What you should do:
Pull out each line of the records holding the string "Linaria".

- - - - - - -

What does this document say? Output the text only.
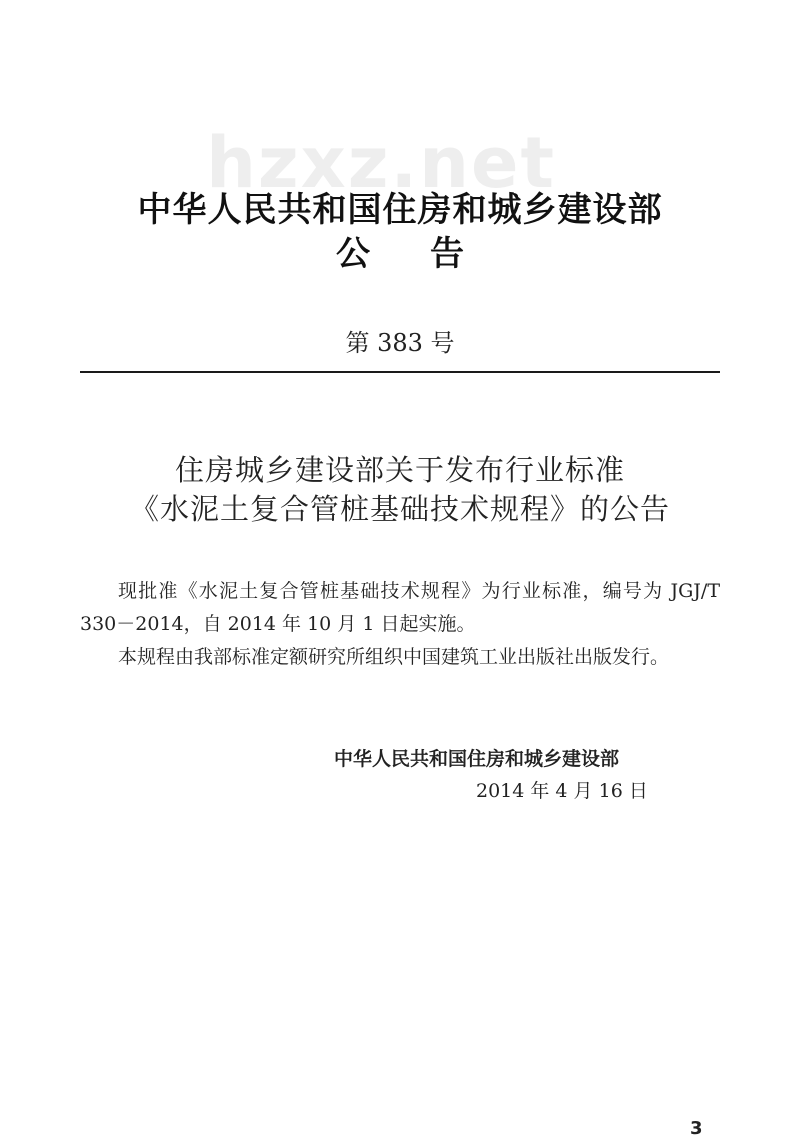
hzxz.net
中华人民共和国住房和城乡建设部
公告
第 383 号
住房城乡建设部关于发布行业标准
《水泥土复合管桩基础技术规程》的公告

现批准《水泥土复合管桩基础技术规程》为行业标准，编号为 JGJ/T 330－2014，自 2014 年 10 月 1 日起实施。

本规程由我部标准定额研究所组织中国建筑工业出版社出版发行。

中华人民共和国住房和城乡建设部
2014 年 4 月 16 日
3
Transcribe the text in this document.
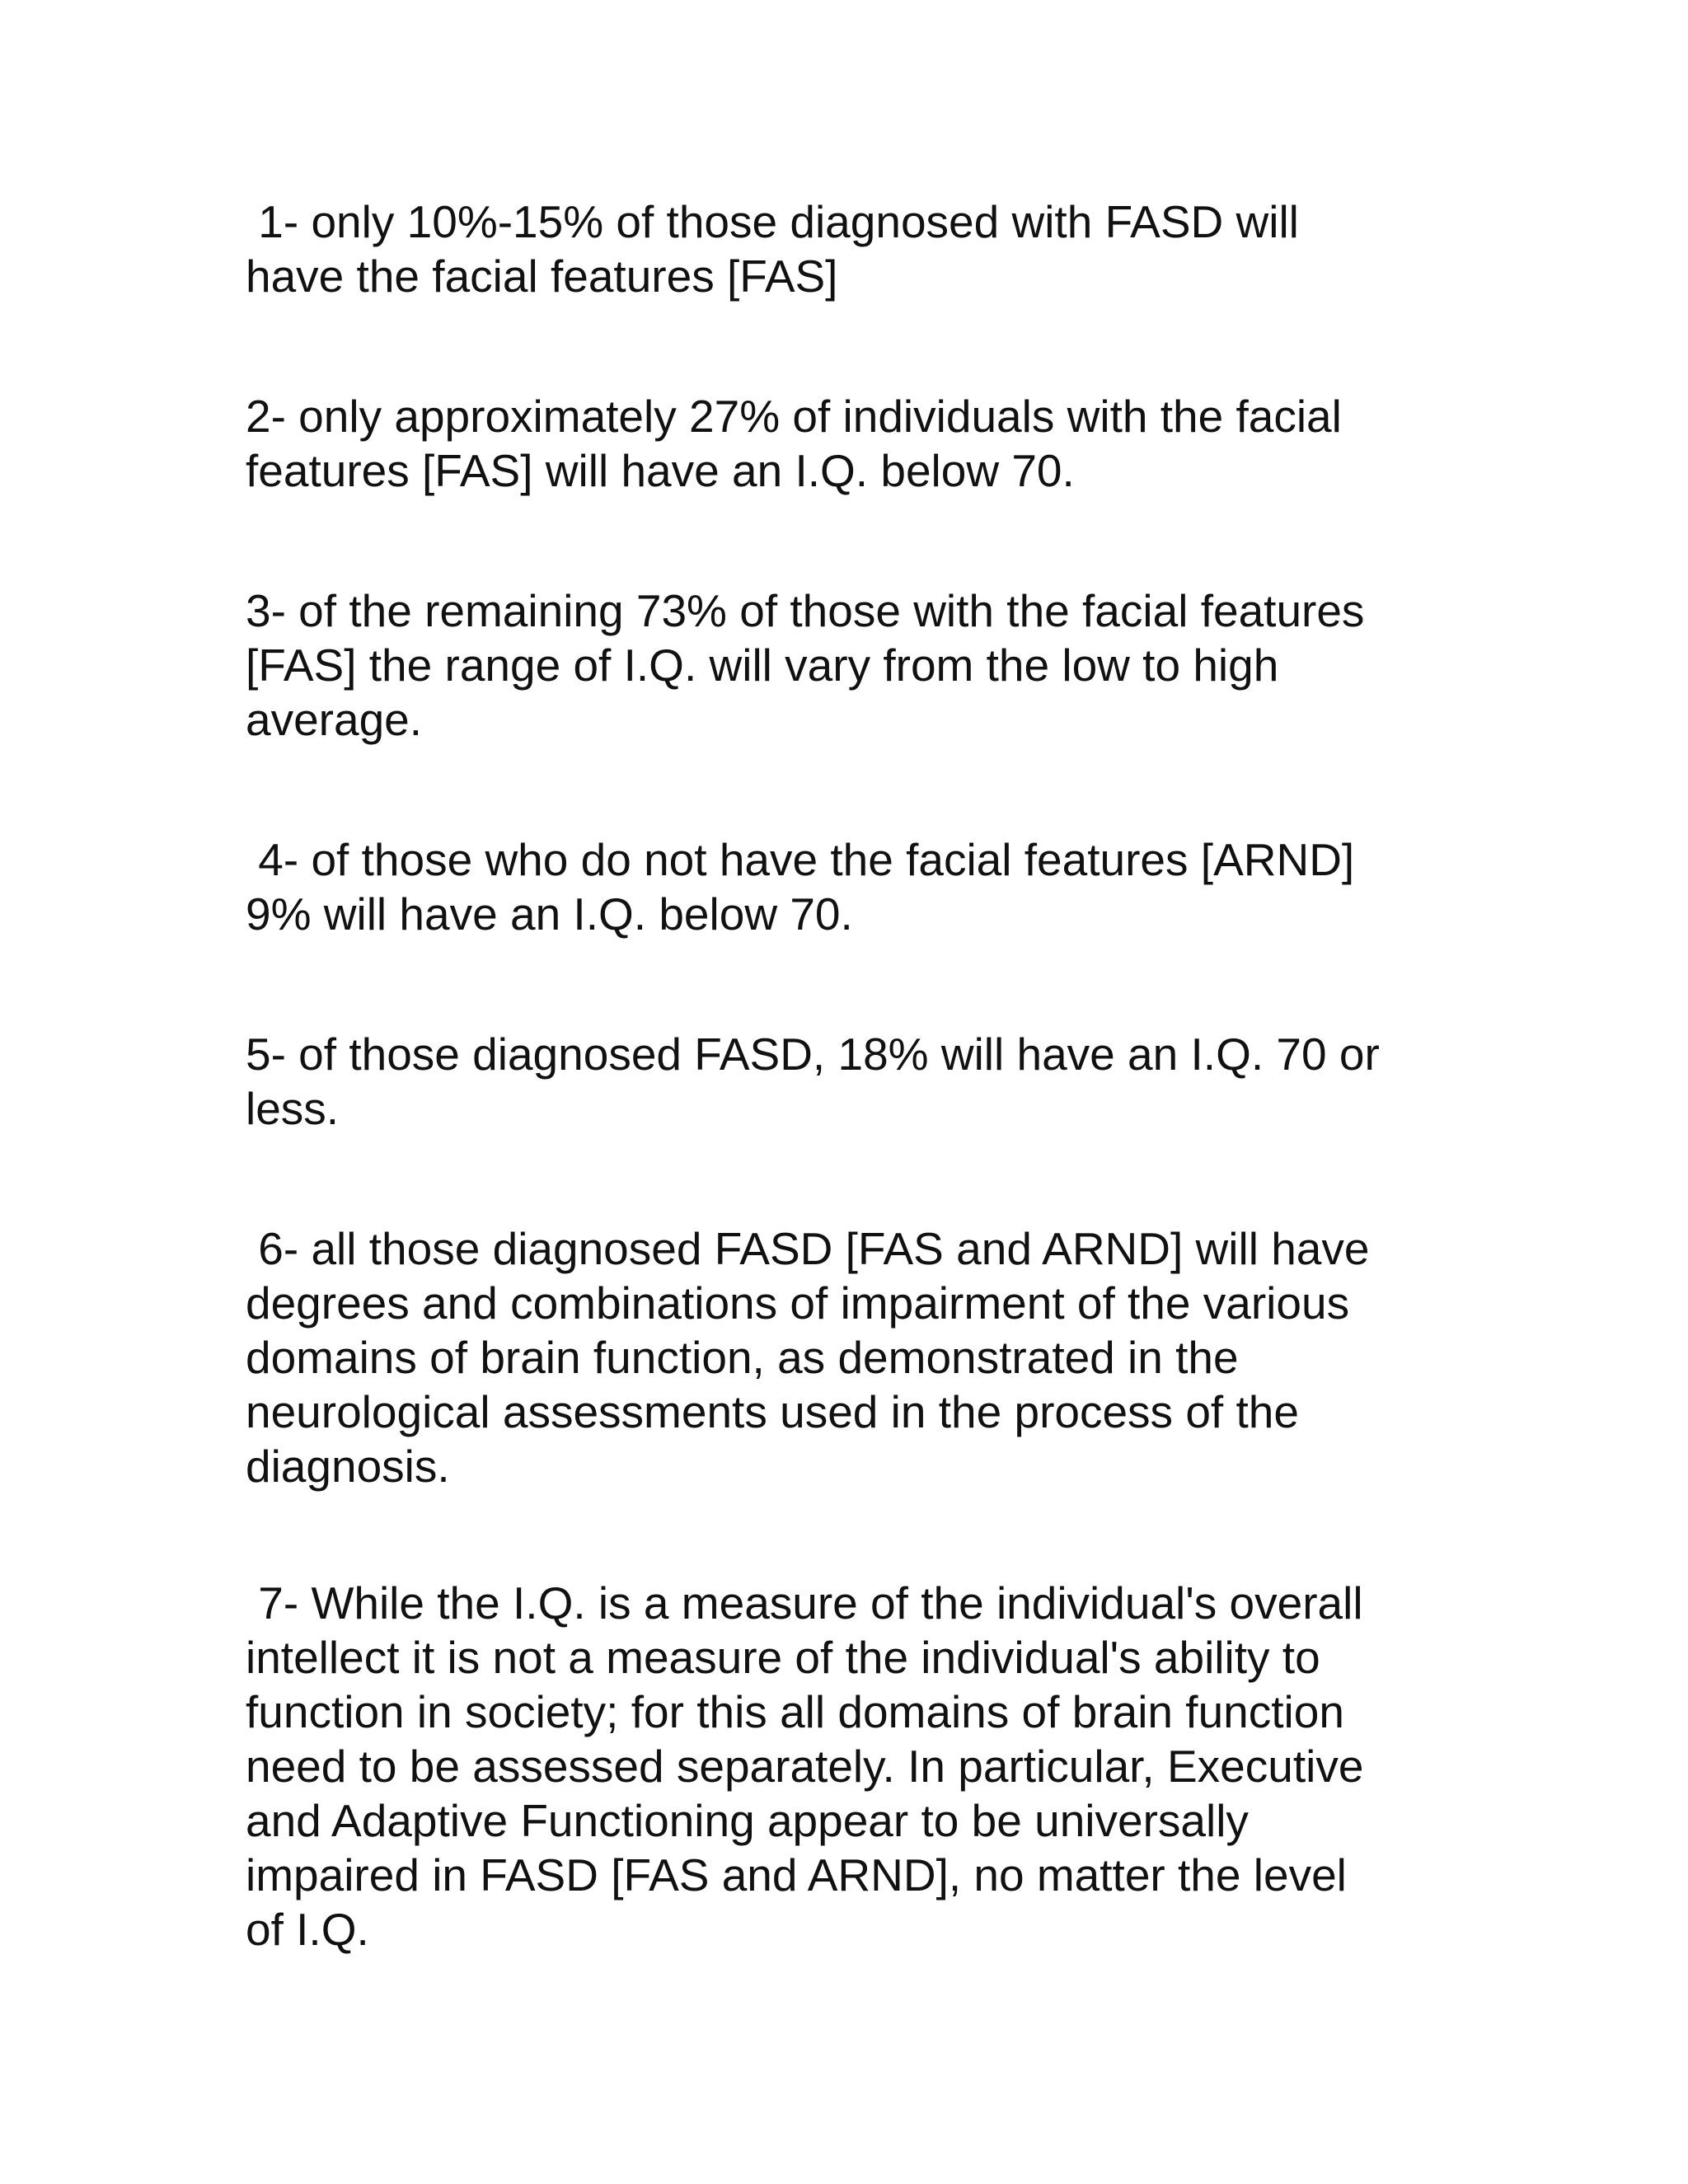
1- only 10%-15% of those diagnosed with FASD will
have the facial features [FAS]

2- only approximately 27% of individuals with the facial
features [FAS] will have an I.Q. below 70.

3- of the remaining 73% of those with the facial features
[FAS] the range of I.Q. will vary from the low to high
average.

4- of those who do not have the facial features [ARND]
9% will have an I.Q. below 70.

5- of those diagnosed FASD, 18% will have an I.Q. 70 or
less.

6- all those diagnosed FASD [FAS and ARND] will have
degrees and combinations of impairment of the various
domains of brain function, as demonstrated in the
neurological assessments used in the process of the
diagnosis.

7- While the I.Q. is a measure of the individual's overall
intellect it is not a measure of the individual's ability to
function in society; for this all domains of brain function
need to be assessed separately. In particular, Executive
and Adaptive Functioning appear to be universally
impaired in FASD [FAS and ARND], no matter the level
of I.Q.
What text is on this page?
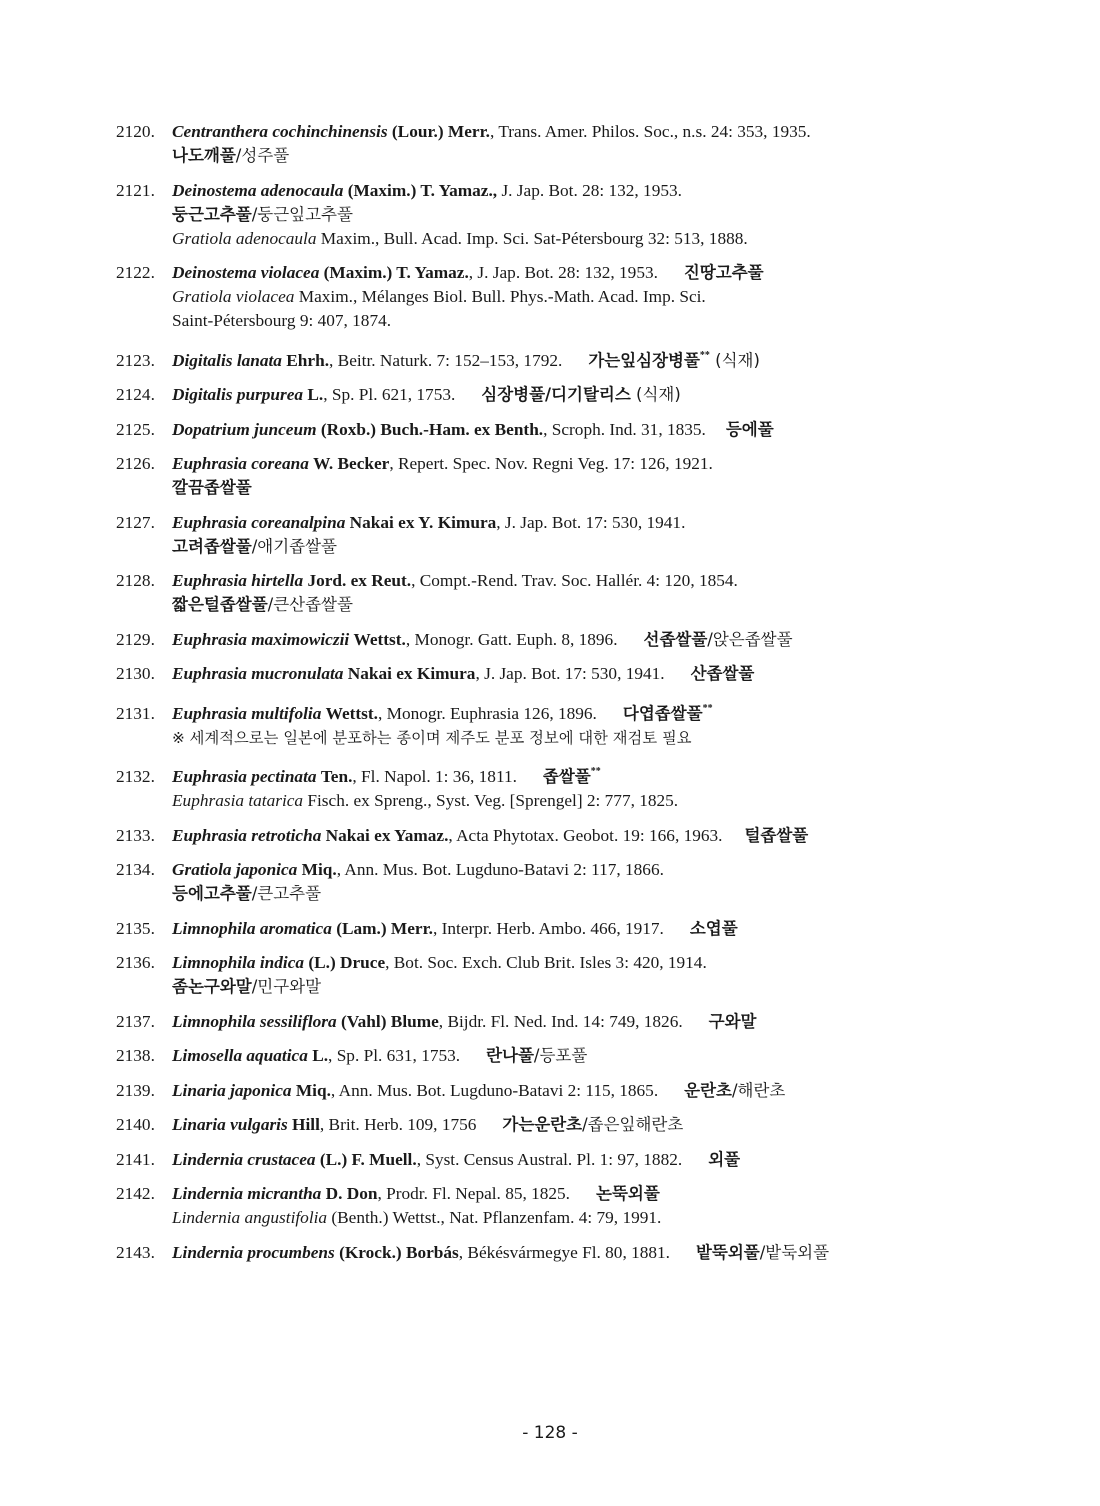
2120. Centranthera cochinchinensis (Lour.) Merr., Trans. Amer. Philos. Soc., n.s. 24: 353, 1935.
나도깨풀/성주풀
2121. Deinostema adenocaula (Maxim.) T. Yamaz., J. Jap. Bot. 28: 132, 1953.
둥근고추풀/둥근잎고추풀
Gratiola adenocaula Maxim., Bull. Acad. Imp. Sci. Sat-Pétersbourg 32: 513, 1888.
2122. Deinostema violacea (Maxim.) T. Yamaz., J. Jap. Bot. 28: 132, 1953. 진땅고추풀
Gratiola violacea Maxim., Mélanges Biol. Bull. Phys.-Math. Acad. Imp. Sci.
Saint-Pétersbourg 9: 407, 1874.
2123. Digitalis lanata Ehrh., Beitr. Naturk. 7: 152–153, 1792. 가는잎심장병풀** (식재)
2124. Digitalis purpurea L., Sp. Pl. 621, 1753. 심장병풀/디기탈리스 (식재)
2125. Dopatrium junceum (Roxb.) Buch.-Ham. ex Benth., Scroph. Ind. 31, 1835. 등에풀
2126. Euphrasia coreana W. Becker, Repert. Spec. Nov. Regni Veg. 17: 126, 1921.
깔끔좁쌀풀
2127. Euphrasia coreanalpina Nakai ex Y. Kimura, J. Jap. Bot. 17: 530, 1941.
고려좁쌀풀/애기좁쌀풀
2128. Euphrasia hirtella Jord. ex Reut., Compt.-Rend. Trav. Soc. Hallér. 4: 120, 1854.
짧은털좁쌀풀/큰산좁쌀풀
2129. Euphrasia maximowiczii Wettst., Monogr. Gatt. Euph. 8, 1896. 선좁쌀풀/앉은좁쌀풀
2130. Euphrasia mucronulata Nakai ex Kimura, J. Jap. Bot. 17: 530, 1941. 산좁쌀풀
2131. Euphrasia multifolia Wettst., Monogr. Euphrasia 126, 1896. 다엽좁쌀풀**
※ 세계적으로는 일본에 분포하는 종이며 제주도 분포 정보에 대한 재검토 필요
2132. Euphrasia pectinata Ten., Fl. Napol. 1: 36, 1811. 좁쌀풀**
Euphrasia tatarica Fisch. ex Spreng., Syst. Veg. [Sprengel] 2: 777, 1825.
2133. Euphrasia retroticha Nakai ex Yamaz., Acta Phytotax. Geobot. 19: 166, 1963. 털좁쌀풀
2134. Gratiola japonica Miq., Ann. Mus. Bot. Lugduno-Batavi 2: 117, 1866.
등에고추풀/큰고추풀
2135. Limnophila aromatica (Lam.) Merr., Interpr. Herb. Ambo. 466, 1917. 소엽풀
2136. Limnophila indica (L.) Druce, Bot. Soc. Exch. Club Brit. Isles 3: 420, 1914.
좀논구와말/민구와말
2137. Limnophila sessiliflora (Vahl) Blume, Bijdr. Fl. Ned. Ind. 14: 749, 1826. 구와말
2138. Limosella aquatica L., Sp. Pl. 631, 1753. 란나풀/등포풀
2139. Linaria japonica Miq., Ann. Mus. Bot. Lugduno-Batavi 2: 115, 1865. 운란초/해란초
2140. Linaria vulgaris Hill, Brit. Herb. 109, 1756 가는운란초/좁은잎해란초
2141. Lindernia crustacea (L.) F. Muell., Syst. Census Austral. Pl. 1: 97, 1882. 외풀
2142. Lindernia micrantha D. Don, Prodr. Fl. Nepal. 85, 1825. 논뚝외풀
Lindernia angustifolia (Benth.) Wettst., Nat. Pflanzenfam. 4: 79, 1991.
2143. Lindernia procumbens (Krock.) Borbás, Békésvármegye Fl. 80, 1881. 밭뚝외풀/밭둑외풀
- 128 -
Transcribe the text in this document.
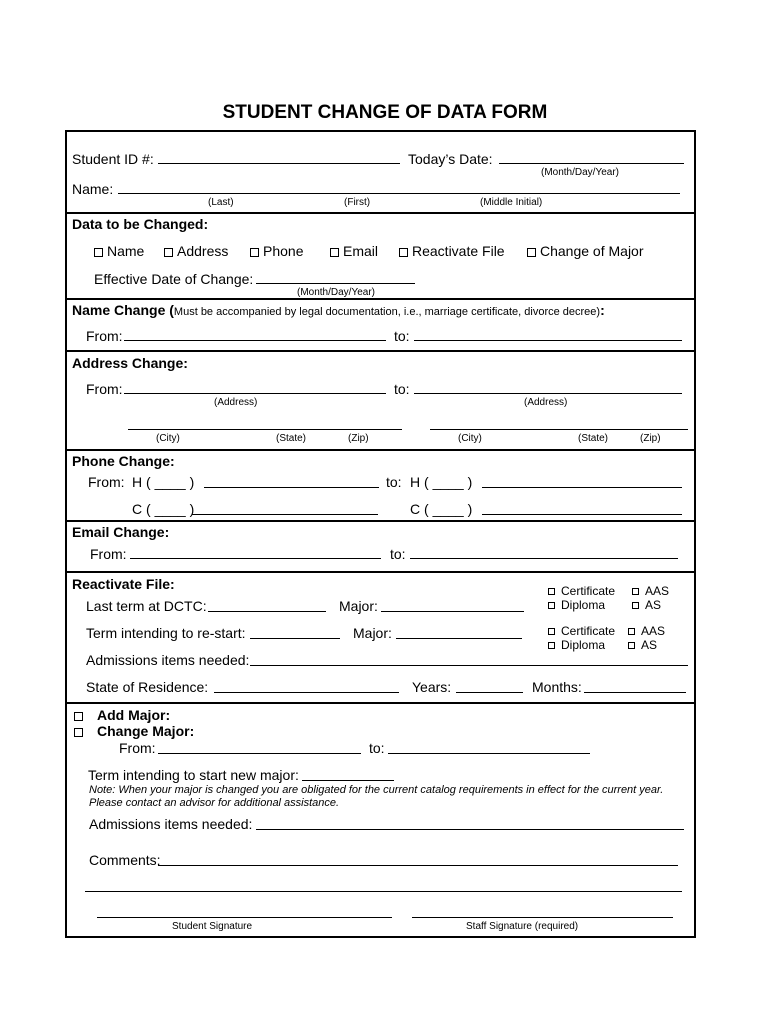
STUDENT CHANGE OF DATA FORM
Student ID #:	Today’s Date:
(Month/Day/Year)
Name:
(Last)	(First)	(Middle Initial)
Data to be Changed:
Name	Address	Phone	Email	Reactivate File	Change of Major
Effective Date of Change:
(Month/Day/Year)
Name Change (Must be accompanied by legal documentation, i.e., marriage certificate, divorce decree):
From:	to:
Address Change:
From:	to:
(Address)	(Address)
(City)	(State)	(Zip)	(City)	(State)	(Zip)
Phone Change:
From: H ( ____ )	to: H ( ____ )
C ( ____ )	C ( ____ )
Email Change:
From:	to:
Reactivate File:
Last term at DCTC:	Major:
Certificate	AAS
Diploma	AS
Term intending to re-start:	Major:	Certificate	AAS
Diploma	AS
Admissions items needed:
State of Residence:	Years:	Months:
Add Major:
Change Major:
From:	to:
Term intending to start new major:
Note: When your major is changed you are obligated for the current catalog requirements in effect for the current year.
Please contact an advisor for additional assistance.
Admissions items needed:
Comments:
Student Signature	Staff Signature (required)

- - - - - - -

Problem solution:
2139. Linaria japonica Miq., Ann. Mus. Bot. Lugduno-Batavi 2: 115, 1865. 운란초/해란초
2140. Linaria vulgaris Hill, Brit. Herb. 109, 1756 가는운란초/좁은잎해란초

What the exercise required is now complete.